### TO BE DONE
Continue the passage on Franklin Templeton's digital asset business from the point where it ends.

### EXTRACT
....

Franklin Templeton said its Digital Assets business managed approximately $1.8 billion in global assets as of December 31, 2025.
Its latest Q2 2026 investor update puts digital assets AUM at $2.1 billion, including $1.4 billion in tokenized funds and $0.7 billion in crypto ETFs.
From Bitcoin ETFs to Active Crypto Management
Franklin Templeton was already part of the first US spot Bitcoin ETF cohort. It’s the Franklin Bitcoin ETF, EZBC, launched on January 11, 2024, and seeks to reflect the performance of Bitcoin before fund expenses. The ETF trades on Cboe and carries a 0.19% sponsor fee.
But the Franklin Crypto launch adds a different layer. The company is no longer only offering investors access to Bitcoin through an ETF wrapper. It is adding active liquid crypto strategies, crypto-native portfolio talent, and a dedicated internal division.
That is the more important institutional shift. Pension funds, sovereign wealth funds, and large allocators often need more than spot exposure. They need portfolio construction, risk management, liquidity management, and managers who can evaluate crypto markets with the same discipline used in other asset classes.
Franklin Templeton has also been building internal crypto capability since 2018. The company says its digital asset work combines tokenomics research, data science, and technical expertise. The firm has also built a team that includes blockchain-focused investment professionals, node operators, and digital asset specialists.
BENJI Becomes Core Infrastructure
The second pillar of Franklin Templeton’s nomination is BENJI.
The Franklin OnChain US Government Money Fund, or FOBXX, launched in 2021. Each share is represented by one BENJI token, and the fund’s transfer agent maintains the official share ownership record through Franklin Templeton’s blockchain-integrated Benji platform.

....

### ITEMS
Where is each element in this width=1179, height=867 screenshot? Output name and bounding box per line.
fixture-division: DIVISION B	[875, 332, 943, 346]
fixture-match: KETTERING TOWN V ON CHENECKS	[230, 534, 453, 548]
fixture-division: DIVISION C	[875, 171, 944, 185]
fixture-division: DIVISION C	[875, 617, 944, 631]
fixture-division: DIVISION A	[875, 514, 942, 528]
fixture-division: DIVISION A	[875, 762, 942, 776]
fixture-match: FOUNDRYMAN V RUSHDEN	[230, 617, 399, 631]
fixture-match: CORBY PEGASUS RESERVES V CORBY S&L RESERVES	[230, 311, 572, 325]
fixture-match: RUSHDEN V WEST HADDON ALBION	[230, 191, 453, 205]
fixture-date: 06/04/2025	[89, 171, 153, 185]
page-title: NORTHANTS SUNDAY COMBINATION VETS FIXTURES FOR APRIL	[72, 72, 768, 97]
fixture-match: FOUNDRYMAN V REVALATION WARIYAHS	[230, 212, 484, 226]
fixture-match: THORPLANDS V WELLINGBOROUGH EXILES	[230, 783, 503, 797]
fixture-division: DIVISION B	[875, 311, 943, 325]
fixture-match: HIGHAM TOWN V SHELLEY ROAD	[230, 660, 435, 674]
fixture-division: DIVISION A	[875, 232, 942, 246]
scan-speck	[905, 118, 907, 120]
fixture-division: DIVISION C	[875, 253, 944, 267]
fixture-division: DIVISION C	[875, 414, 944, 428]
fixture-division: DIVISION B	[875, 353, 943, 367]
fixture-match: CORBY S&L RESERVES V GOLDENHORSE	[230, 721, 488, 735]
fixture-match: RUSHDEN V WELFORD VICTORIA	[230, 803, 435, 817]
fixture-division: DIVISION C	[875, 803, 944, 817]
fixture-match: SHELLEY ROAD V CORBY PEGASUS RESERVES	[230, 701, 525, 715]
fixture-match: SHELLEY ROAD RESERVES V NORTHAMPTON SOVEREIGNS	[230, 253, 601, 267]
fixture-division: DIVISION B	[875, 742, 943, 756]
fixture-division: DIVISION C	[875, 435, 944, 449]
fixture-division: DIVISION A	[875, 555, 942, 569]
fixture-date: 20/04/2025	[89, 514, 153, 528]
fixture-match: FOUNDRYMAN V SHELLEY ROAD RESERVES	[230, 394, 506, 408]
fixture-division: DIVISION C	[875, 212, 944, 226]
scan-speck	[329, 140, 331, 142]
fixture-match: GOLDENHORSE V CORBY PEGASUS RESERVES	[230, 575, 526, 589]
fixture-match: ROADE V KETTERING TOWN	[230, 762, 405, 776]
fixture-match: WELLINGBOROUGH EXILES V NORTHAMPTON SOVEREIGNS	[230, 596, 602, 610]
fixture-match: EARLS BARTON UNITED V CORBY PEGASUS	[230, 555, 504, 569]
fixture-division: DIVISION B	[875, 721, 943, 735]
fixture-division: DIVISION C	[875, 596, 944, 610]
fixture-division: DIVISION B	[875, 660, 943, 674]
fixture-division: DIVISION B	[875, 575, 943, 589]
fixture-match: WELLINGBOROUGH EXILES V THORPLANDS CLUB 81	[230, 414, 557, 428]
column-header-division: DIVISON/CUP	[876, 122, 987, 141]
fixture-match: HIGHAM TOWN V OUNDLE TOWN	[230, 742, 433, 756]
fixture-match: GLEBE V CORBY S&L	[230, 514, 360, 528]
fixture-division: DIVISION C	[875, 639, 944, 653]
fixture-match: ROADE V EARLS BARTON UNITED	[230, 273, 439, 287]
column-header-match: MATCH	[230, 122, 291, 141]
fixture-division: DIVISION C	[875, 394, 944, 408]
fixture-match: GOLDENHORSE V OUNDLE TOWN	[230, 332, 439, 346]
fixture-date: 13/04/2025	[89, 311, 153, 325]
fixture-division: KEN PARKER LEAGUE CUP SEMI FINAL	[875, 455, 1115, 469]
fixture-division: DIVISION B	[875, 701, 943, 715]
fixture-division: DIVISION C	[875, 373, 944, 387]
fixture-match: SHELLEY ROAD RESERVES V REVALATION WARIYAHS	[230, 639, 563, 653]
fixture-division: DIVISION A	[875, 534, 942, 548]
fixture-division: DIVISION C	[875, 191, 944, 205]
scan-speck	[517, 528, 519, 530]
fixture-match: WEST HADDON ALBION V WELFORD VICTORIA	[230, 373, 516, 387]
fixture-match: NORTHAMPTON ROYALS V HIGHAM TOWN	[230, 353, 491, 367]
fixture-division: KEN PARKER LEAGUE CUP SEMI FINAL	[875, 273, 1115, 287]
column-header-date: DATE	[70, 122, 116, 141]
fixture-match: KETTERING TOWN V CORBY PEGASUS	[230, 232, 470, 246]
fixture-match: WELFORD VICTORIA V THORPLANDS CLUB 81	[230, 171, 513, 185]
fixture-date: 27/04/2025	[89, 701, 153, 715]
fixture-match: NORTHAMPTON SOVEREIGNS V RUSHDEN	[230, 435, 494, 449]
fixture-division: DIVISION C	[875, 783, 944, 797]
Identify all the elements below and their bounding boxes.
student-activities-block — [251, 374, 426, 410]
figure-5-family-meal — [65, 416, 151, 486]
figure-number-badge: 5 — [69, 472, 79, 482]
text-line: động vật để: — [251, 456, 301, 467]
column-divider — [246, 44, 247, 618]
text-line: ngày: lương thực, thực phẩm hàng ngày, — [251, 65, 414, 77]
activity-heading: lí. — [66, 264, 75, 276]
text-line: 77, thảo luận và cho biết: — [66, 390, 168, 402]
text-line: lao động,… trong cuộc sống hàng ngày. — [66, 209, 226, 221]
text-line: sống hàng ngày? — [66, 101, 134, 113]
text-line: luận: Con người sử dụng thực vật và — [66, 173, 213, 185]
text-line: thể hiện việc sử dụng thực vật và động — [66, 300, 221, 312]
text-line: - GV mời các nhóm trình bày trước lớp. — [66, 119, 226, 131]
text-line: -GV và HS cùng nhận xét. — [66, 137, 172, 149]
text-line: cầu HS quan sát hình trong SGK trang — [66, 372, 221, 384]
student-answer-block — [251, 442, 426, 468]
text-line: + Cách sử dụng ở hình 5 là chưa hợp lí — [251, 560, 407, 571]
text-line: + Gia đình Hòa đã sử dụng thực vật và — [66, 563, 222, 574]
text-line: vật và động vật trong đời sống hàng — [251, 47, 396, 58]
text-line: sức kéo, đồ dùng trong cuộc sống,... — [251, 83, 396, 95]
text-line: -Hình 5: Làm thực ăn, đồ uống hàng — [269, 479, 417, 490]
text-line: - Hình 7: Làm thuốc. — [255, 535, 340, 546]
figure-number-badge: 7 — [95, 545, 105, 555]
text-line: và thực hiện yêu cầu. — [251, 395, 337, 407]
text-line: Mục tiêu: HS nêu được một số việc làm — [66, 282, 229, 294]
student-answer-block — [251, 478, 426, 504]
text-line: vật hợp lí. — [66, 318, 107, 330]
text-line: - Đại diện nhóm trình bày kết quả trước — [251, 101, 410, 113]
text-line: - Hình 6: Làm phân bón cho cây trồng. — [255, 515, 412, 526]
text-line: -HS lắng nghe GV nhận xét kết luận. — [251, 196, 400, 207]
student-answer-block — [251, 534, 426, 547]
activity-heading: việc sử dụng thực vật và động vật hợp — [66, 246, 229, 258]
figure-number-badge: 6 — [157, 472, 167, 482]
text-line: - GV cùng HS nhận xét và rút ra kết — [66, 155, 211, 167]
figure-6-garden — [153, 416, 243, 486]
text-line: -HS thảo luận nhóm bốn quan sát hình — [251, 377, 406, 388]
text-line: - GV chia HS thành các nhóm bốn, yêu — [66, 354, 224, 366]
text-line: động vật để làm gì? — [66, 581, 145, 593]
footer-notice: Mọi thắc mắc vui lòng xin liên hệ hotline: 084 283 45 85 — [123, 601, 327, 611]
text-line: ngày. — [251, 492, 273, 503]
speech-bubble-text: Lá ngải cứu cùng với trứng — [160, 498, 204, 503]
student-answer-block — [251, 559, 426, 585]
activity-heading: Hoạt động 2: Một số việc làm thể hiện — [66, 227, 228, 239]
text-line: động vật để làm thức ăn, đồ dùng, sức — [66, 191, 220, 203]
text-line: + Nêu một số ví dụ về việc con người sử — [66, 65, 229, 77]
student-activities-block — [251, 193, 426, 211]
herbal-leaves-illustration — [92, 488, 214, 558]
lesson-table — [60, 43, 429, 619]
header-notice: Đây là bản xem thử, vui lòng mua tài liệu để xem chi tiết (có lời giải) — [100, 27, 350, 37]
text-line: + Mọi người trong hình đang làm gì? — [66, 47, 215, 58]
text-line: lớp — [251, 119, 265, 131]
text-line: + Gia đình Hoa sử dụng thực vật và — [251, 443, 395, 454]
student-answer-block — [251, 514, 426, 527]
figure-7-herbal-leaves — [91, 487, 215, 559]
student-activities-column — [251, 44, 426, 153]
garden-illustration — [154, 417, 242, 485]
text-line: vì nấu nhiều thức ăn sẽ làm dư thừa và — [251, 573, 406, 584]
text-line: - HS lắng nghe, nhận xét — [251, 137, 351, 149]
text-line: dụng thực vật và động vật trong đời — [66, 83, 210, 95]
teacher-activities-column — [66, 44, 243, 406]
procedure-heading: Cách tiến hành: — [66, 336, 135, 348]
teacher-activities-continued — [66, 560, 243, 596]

....

### TASK OUTPUT
FOBXX was the first US-registered mutual fund to use blockchain-integrated technology to process transactions and record share ownership. Franklin Templeton’s own fund page states that FOBXX invests at least 99.5% of its assets in US government securities, cash, and repurchase agreements collateralized by US government securities or cash. The fund reported $843.74 million in total net assets as of March 31, 2026.
The platform has continued to expand across public chains. Franklin Templeton’s filings list support across networks including Stellar, Aptos, Base, Solana, Polygon, Arbitrum, Avalanche, and Ethereum. In September 2025, BNB Chain announced that Franklin Templeton’s Benji Technology Platform had also integrated with BNB Chain.
Tokenized Funds Move Into Institutional Workflows
Franklin Templeton has also pushed BENJI into trading and lending use cases.
In September 2025, DBS, Franklin Templeton, and Ripple announced plans to launch trading and lending solutions using tokenized money market funds and Ripple’s RLUSD stablecoin.
The arrangement allows eligible investors to acquire Franklin Templeton’s sgBENJI token on DBS Digital Exchange using RLUSD. DBS also said it would explore enabling sgBENJI tokens to be used as collateral for credit from the bank or third-party platforms.
That makes the Franklin Templeton story broader than asset gathering. The firm is building across several layers of digital asset management: passive ETFs, tokenized funds, blockchain recordkeeping, collateral use cases, stablecoin-linked trading, and now active crypto strategies.
This is why Franklin Templeton stands out in the category. It has treated digital assets as an operating business, not a narrow product line.
The BeInCrypto Institutional 100 Awards recognize firms building the systems that could define the next phase of finance. Franklin Templeton’s nomination reflects its role in turning digital assets into a full asset management platform, spanning ETFs, tokenized securities, blockchain infrastructure, and active crypto investment strategies.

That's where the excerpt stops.